Task item -> The data that follows is to be given again, exactly as written.

(Entries taken from a collection)
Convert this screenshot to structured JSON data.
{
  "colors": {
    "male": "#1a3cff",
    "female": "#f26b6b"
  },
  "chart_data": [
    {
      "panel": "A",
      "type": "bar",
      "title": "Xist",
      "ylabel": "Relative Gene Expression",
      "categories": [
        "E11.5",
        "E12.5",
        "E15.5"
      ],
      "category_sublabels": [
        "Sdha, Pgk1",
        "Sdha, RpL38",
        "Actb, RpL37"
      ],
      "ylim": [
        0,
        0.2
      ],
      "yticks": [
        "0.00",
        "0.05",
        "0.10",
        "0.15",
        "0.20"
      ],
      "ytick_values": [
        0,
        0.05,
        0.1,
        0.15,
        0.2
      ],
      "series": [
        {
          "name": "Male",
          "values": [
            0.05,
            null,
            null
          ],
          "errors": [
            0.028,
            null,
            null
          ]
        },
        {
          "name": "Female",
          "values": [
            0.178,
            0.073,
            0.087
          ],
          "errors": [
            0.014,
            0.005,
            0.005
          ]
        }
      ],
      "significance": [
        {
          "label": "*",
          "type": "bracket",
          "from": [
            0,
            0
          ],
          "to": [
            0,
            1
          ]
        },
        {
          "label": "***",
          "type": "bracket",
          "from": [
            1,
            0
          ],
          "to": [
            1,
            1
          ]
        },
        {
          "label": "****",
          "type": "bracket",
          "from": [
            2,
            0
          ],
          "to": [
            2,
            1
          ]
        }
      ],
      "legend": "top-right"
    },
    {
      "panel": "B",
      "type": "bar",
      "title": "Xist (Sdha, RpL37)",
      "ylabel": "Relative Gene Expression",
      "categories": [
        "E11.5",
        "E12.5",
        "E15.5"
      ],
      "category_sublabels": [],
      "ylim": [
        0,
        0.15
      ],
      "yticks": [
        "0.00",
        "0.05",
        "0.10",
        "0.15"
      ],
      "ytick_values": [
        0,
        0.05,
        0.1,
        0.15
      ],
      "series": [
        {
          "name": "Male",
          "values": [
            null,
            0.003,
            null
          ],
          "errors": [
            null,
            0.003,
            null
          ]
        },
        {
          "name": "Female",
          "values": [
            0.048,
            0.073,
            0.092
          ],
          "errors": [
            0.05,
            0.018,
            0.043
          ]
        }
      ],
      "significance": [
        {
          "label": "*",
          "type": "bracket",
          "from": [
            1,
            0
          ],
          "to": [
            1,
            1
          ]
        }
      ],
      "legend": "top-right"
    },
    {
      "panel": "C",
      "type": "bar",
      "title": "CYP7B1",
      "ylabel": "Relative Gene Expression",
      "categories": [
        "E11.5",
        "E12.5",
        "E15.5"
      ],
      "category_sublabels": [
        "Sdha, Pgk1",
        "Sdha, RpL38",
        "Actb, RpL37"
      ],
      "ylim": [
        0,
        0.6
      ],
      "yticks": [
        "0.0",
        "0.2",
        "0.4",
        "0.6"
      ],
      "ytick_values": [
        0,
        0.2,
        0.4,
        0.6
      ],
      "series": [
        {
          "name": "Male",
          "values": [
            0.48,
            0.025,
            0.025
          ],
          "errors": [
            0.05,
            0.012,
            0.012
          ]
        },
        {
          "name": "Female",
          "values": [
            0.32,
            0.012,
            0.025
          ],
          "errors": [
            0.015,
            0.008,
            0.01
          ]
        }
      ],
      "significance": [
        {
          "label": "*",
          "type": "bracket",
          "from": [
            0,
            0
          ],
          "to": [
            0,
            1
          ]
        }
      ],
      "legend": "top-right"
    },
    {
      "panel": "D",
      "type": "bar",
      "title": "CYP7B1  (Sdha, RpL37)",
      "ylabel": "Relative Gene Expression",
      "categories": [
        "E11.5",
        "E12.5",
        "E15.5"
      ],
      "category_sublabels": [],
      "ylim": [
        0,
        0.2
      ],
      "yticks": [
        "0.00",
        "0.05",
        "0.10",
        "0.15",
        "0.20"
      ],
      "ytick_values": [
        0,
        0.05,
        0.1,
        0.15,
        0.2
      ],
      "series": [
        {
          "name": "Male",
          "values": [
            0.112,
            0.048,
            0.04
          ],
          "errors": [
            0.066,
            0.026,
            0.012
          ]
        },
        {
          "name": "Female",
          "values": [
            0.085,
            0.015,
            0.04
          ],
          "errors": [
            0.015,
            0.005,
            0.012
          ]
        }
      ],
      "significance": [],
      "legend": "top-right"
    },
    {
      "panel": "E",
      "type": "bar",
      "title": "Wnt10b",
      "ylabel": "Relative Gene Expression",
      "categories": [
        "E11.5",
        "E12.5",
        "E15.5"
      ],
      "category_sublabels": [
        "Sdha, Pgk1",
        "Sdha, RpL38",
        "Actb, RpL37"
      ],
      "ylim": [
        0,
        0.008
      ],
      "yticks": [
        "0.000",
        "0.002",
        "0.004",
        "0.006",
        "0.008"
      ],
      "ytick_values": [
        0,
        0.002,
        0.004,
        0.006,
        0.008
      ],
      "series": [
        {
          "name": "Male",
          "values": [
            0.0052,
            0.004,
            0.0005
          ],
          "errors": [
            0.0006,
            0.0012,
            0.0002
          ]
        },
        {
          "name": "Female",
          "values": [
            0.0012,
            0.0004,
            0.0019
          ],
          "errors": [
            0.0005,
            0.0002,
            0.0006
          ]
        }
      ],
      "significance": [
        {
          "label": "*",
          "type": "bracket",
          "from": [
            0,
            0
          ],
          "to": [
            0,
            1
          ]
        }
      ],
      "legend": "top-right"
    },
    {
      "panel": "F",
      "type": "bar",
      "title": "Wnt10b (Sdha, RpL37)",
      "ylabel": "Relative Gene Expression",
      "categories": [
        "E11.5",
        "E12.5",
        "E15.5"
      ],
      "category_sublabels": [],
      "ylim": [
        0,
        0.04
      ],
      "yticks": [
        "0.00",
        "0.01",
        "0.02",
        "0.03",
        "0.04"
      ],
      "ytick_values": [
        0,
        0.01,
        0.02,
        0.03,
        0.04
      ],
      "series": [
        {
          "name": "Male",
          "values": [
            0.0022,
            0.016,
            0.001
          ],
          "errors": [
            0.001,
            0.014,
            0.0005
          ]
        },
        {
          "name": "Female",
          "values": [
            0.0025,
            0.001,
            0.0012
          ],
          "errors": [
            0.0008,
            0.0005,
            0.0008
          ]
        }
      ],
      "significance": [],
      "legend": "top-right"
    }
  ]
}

Response below ->
Convert this screenshot to structured JSON data.
{
  "colors": {
    "male": "#1a3cff",
    "female": "#f26b6b"
  },
  "chart_data": [
    {
      "panel": "A",
      "type": "bar",
      "title": "Xist",
      "ylabel": "Relative Gene Expression",
      "categories": [
        "E11.5",
        "E12.5",
        "E15.5"
      ],
      "category_sublabels": [
        "Sdha, Pgk1",
        "Sdha, RpL38",
        "Actb, RpL37"
      ],
      "ylim": [
        0,
        0.2
      ],
      "yticks": [
        "0.00",
        "0.05",
        "0.10",
        "0.15",
        "0.20"
      ],
      "ytick_values": [
        0,
        0.05,
        0.1,
        0.15,
        0.2
      ],
      "series": [
        {
          "name": "Male",
          "values": [
            0.05,
            null,
            null
          ],
          "errors": [
            0.028,
            null,
            null
          ]
        },
        {
          "name": "Female",
          "values": [
            0.178,
            0.073,
            0.087
          ],
          "errors": [
            0.014,
            0.005,
            0.005
          ]
        }
      ],
      "significance": [
        {
          "label": "*",
          "type": "bracket",
          "from": [
            0,
            0
          ],
          "to": [
            0,
            1
          ]
        },
        {
          "label": "***",
          "type": "bracket",
          "from": [
            1,
            0
          ],
          "to": [
            1,
            1
          ]
        },
        {
          "label": "****",
          "type": "bracket",
          "from": [
            2,
            0
          ],
          "to": [
            2,
            1
          ]
        }
      ],
      "legend": "top-right"
    },
    {
      "panel": "B",
      "type": "bar",
      "title": "Xist (Sdha, RpL37)",
      "ylabel": "Relative Gene Expression",
      "categories": [
        "E11.5",
        "E12.5",
        "E15.5"
      ],
      "category_sublabels": [],
      "ylim": [
        0,
        0.15
      ],
      "yticks": [
        "0.00",
        "0.05",
        "0.10",
        "0.15"
      ],
      "ytick_values": [
        0,
        0.05,
        0.1,
        0.15
      ],
      "series": [
        {
          "name": "Male",
          "values": [
            null,
            0.003,
            null
          ],
          "errors": [
            null,
            0.003,
            null
          ]
        },
        {
          "name": "Female",
          "values": [
            0.048,
            0.073,
            0.092
          ],
          "errors": [
            0.05,
            0.018,
            0.043
          ]
        }
      ],
      "significance": [
        {
          "label": "*",
          "type": "bracket",
          "from": [
            1,
            0
          ],
          "to": [
            1,
            1
          ]
        }
      ],
      "legend": "top-right"
    },
    {
      "panel": "C",
      "type": "bar",
      "title": "CYP7B1",
      "ylabel": "Relative Gene Expression",
      "categories": [
        "E11.5",
        "E12.5",
        "E15.5"
      ],
      "category_sublabels": [
        "Sdha, Pgk1",
        "Sdha, RpL38",
        "Actb, RpL37"
      ],
      "ylim": [
        0,
        0.6
      ],
      "yticks": [
        "0.0",
        "0.2",
        "0.4",
        "0.6"
      ],
      "ytick_values": [
        0,
        0.2,
        0.4,
        0.6
      ],
      "series": [
        {
          "name": "Male",
          "values": [
            0.48,
            0.025,
            0.025
          ],
          "errors": [
            0.05,
            0.012,
            0.012
          ]
        },
        {
          "name": "Female",
          "values": [
            0.32,
            0.012,
            0.025
          ],
          "errors": [
            0.015,
            0.008,
            0.01
          ]
        }
      ],
      "significance": [
        {
          "label": "*",
          "type": "bracket",
          "from": [
            0,
            0
          ],
          "to": [
            0,
            1
          ]
        }
      ],
      "legend": "top-right"
    },
    {
      "panel": "D",
      "type": "bar",
      "title": "CYP7B1  (Sdha, RpL37)",
      "ylabel": "Relative Gene Expression",
      "categories": [
        "E11.5",
        "E12.5",
        "E15.5"
      ],
      "category_sublabels": [],
      "ylim": [
        0,
        0.2
      ],
      "yticks": [
        "0.00",
        "0.05",
        "0.10",
        "0.15",
        "0.20"
      ],
      "ytick_values": [
        0,
        0.05,
        0.1,
        0.15,
        0.2
      ],
      "series": [
        {
          "name": "Male",
          "values": [
            0.112,
            0.048,
            0.04
          ],
          "errors": [
            0.066,
            0.026,
            0.012
          ]
        },
        {
          "name": "Female",
          "values": [
            0.085,
            0.015,
            0.04
          ],
          "errors": [
            0.015,
            0.005,
            0.012
          ]
        }
      ],
      "significance": [],
      "legend": "top-right"
    },
    {
      "panel": "E",
      "type": "bar",
      "title": "Wnt10b",
      "ylabel": "Relative Gene Expression",
      "categories": [
        "E11.5",
        "E12.5",
        "E15.5"
      ],
      "category_sublabels": [
        "Sdha, Pgk1",
        "Sdha, RpL38",
        "Actb, RpL37"
      ],
      "ylim": [
        0,
        0.008
      ],
      "yticks": [
        "0.000",
        "0.002",
        "0.004",
        "0.006",
        "0.008"
      ],
      "ytick_values": [
        0,
        0.002,
        0.004,
        0.006,
        0.008
      ],
      "series": [
        {
          "name": "Male",
          "values": [
            0.0052,
            0.004,
            0.0005
          ],
          "errors": [
            0.0006,
            0.0012,
            0.0002
          ]
        },
        {
          "name": "Female",
          "values": [
            0.0012,
            0.0004,
            0.0019
          ],
          "errors": [
            0.0005,
            0.0002,
            0.0006
          ]
        }
      ],
      "significance": [
        {
          "label": "*",
          "type": "bracket",
          "from": [
            0,
            0
          ],
          "to": [
            0,
            1
          ]
        }
      ],
      "legend": "top-right"
    },
    {
      "panel": "F",
      "type": "bar",
      "title": "Wnt10b (Sdha, RpL37)",
      "ylabel": "Relative Gene Expression",
      "categories": [
        "E11.5",
        "E12.5",
        "E15.5"
      ],
      "category_sublabels": [],
      "ylim": [
        0,
        0.04
      ],
      "yticks": [
        "0.00",
        "0.01",
        "0.02",
        "0.03",
        "0.04"
      ],
      "ytick_values": [
        0,
        0.01,
        0.02,
        0.03,
        0.04
      ],
      "series": [
        {
          "name": "Male",
          "values": [
            0.0022,
            0.016,
            0.001
          ],
          "errors": [
            0.001,
            0.014,
            0.0005
          ]
        },
        {
          "name": "Female",
          "values": [
            0.0025,
            0.001,
            0.0012
          ],
          "errors": [
            0.0008,
            0.0005,
            0.0008
          ]
        }
      ],
      "significance": [],
      "legend": "top-right"
    }
  ]
}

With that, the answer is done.